WHAT IS NEEDED
Extract all of the entries and give them again, word for word.

** start of INPUT DATA **

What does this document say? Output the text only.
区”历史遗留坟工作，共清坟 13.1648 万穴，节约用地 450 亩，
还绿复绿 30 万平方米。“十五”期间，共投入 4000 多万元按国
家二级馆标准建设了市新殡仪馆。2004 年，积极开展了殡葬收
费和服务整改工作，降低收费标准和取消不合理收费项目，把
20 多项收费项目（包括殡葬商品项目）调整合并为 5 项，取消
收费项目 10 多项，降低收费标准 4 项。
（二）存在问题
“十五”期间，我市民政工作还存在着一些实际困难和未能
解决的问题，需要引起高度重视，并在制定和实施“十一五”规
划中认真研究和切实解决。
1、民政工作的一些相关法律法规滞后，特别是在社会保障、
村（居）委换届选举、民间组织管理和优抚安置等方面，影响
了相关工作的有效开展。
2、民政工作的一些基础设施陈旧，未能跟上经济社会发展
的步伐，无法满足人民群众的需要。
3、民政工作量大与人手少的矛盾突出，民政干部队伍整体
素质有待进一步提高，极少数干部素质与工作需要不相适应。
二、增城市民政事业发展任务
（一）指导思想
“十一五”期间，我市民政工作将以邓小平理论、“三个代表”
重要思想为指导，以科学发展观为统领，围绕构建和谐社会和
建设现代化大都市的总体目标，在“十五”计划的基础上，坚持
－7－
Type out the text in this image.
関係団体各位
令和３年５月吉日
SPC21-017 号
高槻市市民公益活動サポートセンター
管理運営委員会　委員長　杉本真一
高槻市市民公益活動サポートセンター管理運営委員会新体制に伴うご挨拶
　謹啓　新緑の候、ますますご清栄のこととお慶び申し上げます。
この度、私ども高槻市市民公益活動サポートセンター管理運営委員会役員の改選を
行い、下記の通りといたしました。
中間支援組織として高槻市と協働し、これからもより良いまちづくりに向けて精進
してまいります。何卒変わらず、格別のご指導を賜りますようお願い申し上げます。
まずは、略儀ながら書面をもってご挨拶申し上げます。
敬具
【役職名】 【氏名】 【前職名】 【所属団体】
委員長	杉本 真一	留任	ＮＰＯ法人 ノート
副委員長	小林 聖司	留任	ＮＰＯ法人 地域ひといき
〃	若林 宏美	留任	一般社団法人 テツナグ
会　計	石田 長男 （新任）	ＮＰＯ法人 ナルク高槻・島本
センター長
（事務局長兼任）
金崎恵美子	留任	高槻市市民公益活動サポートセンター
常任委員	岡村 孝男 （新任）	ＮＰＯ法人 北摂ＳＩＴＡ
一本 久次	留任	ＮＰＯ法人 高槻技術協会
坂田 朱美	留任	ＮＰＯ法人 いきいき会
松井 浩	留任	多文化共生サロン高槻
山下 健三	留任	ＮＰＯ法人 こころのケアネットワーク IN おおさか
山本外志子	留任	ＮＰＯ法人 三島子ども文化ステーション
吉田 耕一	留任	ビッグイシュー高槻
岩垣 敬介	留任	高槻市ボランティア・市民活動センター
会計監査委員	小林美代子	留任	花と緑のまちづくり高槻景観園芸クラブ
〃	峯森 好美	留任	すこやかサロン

** end of INPUT DATA **

THE RESULT
What does this document say? Output the text only.
区”历史遗留坟工作，共清坟 13.1648 万穴，节约用地 450 亩，
还绿复绿 30 万平方米。“十五”期间，共投入 4000 多万元按国
家二级馆标准建设了市新殡仪馆。2004 年，积极开展了殡葬收
费和服务整改工作，降低收费标准和取消不合理收费项目，把
20 多项收费项目（包括殡葬商品项目）调整合并为 5 项，取消
收费项目 10 多项，降低收费标准 4 项。
（二）存在问题
“十五”期间，我市民政工作还存在着一些实际困难和未能
解决的问题，需要引起高度重视，并在制定和实施“十一五”规
划中认真研究和切实解决。
1、民政工作的一些相关法律法规滞后，特别是在社会保障、
村（居）委换届选举、民间组织管理和优抚安置等方面，影响
了相关工作的有效开展。
2、民政工作的一些基础设施陈旧，未能跟上经济社会发展
的步伐，无法满足人民群众的需要。
3、民政工作量大与人手少的矛盾突出，民政干部队伍整体
素质有待进一步提高，极少数干部素质与工作需要不相适应。
二、增城市民政事业发展任务
（一）指导思想
“十一五”期间，我市民政工作将以邓小平理论、“三个代表”
重要思想为指导，以科学发展观为统领，围绕构建和谐社会和
建设现代化大都市的总体目标，在“十五”计划的基础上，坚持
－7－
Type out the text in this image.
関係団体各位
令和３年５月吉日
SPC21-017 号
高槻市市民公益活動サポートセンター
管理運営委員会　委員長　杉本真一
高槻市市民公益活動サポートセンター管理運営委員会新体制に伴うご挨拶
　謹啓　新緑の候、ますますご清栄のこととお慶び申し上げます。
この度、私ども高槻市市民公益活動サポートセンター管理運営委員会役員の改選を
行い、下記の通りといたしました。
中間支援組織として高槻市と協働し、これからもより良いまちづくりに向けて精進
してまいります。何卒変わらず、格別のご指導を賜りますようお願い申し上げます。
まずは、略儀ながら書面をもってご挨拶申し上げます。
敬具
【役職名】 【氏名】 【前職名】 【所属団体】
委員長	杉本 真一	留任	ＮＰＯ法人 ノート
副委員長	小林 聖司	留任	ＮＰＯ法人 地域ひといき
〃	若林 宏美	留任	一般社団法人 テツナグ
会　計	石田 長男 （新任）	ＮＰＯ法人 ナルク高槻・島本
センター長
（事務局長兼任）
金崎恵美子	留任	高槻市市民公益活動サポートセンター
常任委員	岡村 孝男 （新任）	ＮＰＯ法人 北摂ＳＩＴＡ
一本 久次	留任	ＮＰＯ法人 高槻技術協会
坂田 朱美	留任	ＮＰＯ法人 いきいき会
松井 浩	留任	多文化共生サロン高槻
山下 健三	留任	ＮＰＯ法人 こころのケアネットワーク IN おおさか
山本外志子	留任	ＮＰＯ法人 三島子ども文化ステーション
吉田 耕一	留任	ビッグイシュー高槻
岩垣 敬介	留任	高槻市ボランティア・市民活動センター
会計監査委員	小林美代子	留任	花と緑のまちづくり高槻景観園芸クラブ
〃	峯森 好美	留任	すこやかサロン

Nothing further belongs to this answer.